▶ [Short exercise] Copy out all the lines where "from" shows up.

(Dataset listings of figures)
○ ○ ○

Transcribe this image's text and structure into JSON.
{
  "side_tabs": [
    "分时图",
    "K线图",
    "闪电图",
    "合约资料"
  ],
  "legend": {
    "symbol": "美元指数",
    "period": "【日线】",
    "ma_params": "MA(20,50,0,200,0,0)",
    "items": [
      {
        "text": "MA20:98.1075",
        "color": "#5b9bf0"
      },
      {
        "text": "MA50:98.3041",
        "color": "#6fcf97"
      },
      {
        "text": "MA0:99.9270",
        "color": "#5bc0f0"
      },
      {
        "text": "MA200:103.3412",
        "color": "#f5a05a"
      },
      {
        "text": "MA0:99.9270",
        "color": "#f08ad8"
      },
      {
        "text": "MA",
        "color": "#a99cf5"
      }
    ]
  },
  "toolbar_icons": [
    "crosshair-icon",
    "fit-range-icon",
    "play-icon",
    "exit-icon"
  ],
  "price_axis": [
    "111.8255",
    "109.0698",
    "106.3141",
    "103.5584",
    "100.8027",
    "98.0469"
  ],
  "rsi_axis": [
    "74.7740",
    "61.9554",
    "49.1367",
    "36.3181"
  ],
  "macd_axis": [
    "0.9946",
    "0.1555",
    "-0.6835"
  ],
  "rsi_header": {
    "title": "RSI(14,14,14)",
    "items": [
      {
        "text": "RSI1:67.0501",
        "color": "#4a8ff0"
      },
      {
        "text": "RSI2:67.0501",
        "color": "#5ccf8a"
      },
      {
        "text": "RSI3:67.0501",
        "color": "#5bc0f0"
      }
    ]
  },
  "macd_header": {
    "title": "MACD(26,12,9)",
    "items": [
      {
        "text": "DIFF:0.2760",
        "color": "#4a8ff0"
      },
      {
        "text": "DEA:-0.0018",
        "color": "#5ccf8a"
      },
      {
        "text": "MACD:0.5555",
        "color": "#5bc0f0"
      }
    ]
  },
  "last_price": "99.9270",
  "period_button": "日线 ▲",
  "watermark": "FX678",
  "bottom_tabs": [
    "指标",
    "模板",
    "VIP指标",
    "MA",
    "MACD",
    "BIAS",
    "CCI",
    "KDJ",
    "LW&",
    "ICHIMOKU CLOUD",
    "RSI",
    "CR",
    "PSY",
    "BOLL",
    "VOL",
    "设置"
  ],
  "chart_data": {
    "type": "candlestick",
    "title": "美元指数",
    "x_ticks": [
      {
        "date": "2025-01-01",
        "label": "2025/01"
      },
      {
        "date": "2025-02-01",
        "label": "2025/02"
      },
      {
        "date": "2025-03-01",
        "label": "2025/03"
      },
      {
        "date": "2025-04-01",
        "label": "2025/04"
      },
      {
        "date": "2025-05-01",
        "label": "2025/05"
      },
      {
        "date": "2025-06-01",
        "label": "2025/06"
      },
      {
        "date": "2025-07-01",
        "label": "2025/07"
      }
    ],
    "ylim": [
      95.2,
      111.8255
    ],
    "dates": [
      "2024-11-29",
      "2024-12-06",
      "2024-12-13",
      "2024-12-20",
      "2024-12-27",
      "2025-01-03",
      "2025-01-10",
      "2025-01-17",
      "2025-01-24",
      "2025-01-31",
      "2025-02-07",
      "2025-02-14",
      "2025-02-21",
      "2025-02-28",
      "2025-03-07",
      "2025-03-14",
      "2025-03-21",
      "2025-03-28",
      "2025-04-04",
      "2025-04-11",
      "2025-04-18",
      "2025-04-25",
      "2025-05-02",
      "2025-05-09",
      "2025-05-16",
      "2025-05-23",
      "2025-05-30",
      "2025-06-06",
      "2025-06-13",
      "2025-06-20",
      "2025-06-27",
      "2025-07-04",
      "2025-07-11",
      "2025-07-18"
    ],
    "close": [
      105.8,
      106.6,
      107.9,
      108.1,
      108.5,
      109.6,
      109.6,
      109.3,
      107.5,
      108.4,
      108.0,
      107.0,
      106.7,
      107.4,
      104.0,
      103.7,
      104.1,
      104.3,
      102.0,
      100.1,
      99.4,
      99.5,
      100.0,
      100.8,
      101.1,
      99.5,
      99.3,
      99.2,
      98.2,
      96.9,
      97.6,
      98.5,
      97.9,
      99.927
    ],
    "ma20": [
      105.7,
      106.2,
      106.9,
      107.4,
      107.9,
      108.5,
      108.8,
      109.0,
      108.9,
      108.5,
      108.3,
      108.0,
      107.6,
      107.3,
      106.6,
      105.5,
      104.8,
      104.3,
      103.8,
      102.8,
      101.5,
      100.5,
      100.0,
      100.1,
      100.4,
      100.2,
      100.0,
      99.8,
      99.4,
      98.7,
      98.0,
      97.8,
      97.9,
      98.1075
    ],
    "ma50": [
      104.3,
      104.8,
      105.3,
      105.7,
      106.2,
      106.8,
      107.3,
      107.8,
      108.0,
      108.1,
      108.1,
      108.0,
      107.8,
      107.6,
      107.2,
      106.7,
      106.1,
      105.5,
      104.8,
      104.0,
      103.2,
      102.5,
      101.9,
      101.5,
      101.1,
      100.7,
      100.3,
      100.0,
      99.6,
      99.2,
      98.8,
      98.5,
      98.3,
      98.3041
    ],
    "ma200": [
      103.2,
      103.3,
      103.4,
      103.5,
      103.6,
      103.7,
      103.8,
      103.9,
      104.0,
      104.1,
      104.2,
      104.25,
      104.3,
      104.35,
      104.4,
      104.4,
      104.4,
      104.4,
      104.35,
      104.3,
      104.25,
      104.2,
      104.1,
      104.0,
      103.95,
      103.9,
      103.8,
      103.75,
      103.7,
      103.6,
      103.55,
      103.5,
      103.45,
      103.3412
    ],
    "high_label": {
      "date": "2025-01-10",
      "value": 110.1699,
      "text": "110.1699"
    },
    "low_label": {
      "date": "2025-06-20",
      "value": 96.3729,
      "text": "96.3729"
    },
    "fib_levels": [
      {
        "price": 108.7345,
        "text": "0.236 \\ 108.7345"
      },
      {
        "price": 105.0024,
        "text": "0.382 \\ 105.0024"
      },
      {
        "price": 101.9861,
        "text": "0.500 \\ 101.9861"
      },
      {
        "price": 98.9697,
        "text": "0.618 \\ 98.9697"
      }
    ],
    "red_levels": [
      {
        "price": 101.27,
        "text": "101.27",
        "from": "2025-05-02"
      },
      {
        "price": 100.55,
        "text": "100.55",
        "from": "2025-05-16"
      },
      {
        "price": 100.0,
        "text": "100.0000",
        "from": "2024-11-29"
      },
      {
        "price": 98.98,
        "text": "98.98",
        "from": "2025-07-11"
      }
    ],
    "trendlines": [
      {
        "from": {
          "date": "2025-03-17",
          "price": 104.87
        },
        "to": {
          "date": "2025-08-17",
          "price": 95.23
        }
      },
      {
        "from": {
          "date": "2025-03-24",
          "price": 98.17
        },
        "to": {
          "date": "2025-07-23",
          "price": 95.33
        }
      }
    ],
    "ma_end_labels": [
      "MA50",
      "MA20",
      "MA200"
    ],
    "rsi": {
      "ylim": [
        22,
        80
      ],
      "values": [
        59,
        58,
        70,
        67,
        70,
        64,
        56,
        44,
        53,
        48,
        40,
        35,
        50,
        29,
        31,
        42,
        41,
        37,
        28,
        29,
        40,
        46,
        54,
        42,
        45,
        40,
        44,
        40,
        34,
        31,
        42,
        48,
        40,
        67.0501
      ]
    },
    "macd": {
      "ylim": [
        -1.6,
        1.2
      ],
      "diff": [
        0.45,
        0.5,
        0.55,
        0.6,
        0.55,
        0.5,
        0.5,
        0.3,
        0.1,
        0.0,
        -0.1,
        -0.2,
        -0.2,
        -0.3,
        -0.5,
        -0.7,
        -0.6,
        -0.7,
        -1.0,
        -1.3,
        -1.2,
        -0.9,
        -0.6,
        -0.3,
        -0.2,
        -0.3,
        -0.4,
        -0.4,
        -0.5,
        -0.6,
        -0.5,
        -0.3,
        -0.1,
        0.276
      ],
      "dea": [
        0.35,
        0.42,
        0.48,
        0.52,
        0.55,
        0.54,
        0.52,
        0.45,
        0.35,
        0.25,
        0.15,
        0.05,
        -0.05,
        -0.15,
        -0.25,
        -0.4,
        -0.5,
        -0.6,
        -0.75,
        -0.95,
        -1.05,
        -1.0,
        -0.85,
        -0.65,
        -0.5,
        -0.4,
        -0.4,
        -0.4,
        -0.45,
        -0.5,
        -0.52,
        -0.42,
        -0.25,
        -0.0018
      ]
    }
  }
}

○ ○ ○

▶ [Exercise result]
        "from": "2025-05-02"
        "from": "2025-05-16"
        "from": "2024-11-29"
        "from": "2025-07-11"
        "from": {
        "from": {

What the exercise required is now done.